What to do: Return a copy of every line in the records that includes the word "this".

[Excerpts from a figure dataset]
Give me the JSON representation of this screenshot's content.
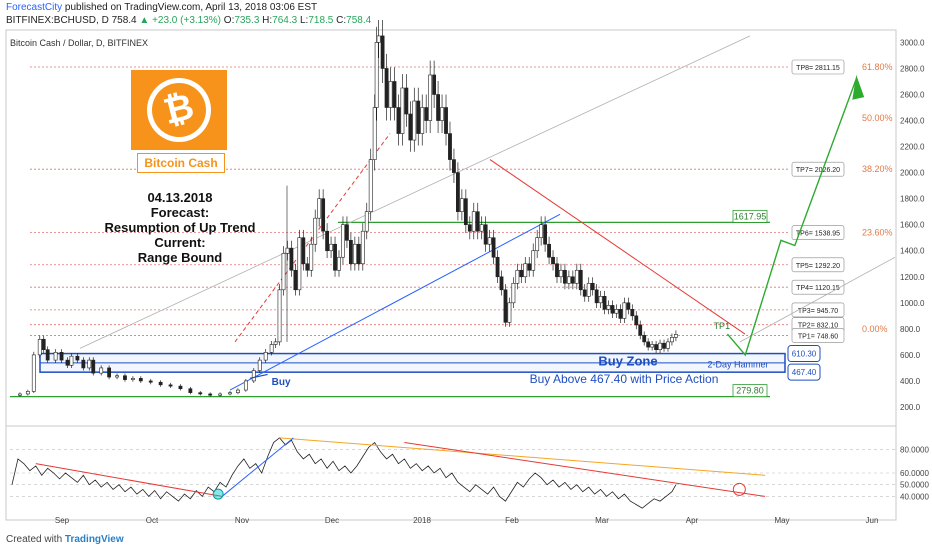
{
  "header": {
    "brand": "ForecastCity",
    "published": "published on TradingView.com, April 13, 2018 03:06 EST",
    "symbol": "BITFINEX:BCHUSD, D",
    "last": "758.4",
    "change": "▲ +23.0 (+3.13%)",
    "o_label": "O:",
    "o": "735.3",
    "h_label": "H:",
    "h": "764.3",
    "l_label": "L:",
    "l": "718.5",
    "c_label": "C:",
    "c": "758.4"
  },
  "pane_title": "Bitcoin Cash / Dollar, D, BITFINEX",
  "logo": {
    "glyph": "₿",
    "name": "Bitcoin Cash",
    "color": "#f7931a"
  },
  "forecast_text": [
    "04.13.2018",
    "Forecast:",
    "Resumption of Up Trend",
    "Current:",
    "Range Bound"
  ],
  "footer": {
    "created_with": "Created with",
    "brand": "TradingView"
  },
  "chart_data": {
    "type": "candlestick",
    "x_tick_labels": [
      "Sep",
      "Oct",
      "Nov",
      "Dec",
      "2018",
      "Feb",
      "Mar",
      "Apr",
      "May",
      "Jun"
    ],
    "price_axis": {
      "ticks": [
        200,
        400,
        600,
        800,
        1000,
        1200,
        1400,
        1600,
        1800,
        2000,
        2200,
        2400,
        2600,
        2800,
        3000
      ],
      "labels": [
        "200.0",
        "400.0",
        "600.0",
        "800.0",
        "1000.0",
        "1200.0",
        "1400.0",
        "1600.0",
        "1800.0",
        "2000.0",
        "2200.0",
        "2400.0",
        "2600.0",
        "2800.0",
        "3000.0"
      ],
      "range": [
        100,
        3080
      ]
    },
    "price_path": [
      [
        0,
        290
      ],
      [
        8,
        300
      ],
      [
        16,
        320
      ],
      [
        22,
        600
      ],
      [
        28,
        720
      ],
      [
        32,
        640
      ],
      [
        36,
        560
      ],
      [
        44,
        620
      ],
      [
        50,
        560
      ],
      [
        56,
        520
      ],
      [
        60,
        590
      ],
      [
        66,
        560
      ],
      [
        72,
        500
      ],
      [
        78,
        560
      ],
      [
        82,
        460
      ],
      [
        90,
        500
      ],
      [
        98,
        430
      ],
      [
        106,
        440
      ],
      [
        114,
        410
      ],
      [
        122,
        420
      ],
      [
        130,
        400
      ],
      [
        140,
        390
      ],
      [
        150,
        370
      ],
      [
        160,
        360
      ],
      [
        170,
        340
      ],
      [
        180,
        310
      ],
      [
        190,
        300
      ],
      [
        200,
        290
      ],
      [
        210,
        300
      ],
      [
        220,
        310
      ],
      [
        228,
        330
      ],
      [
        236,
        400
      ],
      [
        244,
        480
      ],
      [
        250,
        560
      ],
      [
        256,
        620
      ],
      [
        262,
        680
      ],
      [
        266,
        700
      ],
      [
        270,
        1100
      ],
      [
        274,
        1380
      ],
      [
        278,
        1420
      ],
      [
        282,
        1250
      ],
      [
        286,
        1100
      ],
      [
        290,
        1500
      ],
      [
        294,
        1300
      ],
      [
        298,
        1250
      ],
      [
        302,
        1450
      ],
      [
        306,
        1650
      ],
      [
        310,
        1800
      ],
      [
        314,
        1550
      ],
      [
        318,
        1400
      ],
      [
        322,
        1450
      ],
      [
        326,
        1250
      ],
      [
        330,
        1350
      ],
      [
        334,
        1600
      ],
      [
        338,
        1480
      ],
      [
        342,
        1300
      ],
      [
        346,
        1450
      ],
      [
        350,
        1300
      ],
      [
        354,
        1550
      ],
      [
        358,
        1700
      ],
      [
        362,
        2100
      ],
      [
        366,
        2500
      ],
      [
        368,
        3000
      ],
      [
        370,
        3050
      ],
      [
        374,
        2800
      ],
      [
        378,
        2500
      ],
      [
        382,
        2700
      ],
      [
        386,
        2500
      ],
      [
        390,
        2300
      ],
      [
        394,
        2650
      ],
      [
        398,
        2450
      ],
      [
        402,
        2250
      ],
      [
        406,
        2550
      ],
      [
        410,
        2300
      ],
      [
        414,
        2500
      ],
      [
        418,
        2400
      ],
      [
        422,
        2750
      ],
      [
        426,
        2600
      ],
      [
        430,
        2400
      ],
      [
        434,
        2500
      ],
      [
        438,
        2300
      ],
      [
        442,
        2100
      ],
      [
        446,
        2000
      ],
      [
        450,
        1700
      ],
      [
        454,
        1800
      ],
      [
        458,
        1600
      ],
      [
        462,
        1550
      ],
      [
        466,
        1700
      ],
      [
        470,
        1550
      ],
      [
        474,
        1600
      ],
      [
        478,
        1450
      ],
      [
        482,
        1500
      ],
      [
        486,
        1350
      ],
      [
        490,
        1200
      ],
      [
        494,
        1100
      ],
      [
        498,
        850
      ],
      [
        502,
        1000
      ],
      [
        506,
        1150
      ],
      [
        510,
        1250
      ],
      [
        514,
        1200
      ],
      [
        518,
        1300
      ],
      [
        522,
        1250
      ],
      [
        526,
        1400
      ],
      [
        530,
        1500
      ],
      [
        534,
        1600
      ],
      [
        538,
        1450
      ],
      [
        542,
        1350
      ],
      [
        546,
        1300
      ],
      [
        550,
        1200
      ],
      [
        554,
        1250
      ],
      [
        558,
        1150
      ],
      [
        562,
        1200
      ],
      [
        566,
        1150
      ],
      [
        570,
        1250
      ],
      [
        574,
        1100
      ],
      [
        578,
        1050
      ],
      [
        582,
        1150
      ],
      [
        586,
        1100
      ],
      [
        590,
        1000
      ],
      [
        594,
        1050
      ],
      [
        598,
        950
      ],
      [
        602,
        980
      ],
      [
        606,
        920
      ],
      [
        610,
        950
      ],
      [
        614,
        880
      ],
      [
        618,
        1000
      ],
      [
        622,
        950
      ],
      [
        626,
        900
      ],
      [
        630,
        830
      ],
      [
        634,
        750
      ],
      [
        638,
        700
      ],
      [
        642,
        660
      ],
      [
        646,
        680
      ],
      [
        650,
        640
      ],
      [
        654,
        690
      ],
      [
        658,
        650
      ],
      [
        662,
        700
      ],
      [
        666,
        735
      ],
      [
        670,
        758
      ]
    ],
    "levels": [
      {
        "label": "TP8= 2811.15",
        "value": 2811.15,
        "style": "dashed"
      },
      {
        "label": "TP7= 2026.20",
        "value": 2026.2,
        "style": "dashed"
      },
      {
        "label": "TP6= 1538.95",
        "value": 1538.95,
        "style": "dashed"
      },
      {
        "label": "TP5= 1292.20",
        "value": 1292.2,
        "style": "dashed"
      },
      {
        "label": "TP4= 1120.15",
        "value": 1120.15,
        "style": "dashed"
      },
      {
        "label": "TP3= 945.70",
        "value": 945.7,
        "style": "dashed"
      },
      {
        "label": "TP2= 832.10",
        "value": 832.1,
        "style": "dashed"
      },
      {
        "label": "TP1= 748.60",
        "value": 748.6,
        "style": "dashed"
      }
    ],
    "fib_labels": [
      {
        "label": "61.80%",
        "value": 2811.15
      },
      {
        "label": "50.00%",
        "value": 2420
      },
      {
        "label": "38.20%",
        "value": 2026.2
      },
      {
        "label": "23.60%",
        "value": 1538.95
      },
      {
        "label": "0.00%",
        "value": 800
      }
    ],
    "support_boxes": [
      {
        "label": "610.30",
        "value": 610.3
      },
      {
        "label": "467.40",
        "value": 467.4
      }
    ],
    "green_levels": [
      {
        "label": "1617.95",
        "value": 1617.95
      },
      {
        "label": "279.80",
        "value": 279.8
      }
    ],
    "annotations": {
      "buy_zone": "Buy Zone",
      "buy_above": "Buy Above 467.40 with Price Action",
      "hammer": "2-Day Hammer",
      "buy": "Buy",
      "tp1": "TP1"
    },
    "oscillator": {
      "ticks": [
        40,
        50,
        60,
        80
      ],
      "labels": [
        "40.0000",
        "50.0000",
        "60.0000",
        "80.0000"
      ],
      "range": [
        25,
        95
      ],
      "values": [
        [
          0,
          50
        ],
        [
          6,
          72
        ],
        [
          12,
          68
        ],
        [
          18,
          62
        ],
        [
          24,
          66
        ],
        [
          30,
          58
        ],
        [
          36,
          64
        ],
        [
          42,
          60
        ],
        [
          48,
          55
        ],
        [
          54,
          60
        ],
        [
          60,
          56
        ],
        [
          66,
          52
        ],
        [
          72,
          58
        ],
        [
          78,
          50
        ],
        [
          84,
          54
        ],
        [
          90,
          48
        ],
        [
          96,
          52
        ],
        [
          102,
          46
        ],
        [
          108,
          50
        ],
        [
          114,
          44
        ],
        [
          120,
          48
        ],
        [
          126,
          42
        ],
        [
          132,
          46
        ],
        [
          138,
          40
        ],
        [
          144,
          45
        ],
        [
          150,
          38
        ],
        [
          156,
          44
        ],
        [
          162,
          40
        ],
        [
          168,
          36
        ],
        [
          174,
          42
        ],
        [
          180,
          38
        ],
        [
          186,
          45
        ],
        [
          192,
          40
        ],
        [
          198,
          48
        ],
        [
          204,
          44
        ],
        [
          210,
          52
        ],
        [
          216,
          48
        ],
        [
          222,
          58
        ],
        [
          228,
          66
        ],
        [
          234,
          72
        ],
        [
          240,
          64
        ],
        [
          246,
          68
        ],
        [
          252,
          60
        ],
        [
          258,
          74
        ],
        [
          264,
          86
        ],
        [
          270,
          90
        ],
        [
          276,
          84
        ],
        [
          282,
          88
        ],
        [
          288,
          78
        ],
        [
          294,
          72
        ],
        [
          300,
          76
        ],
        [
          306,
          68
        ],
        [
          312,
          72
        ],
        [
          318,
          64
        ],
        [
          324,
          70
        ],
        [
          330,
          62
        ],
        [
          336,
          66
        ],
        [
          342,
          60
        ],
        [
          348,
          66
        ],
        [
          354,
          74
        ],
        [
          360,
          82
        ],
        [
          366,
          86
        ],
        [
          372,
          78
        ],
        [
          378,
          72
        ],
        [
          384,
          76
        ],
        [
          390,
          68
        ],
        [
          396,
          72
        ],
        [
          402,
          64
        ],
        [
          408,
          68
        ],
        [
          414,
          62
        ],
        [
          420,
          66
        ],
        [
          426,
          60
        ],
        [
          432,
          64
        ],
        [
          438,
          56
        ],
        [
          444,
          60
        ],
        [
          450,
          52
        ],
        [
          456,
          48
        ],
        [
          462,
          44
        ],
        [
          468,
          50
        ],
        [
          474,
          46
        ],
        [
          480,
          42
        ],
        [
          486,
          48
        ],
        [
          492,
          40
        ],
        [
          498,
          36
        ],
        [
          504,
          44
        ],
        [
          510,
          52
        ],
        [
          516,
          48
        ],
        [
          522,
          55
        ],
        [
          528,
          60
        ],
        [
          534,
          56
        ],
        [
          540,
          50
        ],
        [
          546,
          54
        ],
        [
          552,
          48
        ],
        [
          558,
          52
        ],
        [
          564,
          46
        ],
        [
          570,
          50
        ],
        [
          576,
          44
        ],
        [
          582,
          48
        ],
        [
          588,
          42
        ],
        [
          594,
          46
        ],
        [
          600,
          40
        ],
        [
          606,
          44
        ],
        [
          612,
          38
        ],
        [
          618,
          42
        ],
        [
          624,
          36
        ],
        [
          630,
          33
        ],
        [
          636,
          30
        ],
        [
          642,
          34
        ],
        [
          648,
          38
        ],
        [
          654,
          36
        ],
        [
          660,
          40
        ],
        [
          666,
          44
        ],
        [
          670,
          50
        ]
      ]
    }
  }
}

--

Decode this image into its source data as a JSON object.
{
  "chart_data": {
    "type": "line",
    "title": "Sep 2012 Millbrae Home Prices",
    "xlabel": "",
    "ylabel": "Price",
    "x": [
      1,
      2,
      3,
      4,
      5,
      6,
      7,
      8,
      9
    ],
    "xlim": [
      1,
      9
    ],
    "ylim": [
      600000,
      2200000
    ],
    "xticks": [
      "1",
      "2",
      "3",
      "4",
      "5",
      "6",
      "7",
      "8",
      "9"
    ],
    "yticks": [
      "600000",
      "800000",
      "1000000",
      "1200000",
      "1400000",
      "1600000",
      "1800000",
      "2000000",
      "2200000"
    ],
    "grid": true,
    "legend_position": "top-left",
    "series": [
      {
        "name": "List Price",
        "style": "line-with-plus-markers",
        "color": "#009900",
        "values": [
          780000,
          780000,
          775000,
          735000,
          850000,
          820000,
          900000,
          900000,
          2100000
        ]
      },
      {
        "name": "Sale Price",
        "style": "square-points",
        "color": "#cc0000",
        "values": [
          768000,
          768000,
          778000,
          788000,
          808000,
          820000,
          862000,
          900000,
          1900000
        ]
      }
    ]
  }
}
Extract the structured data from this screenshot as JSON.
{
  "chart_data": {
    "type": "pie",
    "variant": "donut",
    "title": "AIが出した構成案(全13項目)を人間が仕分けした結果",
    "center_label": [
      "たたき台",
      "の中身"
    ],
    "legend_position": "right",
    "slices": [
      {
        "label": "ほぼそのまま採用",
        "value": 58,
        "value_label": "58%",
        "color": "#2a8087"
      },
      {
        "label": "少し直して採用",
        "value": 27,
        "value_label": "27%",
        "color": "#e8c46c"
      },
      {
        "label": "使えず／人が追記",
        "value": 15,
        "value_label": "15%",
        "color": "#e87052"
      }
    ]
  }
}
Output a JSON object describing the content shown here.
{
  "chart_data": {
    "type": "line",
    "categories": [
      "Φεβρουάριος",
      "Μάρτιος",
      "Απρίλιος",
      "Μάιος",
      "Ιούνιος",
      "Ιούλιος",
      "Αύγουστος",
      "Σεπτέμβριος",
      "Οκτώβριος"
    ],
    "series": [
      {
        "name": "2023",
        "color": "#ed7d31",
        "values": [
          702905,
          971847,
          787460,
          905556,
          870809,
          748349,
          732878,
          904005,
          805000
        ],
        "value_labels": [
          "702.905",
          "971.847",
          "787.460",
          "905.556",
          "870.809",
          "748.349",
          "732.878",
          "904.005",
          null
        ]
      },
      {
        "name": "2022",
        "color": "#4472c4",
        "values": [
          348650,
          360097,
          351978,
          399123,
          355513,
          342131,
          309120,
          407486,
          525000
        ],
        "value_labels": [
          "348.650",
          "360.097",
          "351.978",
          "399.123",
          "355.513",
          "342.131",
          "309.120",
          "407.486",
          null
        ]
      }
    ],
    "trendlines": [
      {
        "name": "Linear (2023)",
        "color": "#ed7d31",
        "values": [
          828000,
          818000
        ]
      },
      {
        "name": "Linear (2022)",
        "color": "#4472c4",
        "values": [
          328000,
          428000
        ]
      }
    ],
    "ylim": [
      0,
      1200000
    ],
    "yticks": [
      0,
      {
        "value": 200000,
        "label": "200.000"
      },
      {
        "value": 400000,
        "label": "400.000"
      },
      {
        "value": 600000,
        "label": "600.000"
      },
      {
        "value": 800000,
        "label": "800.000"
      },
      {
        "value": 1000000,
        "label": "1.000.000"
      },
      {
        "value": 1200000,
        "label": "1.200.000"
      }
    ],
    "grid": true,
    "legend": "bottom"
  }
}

Answer to the task:
Give me the JSON representation of this screenshot's content.
Decode this image into its source data as a JSON object.
Extract the structured data from this screenshot as JSON.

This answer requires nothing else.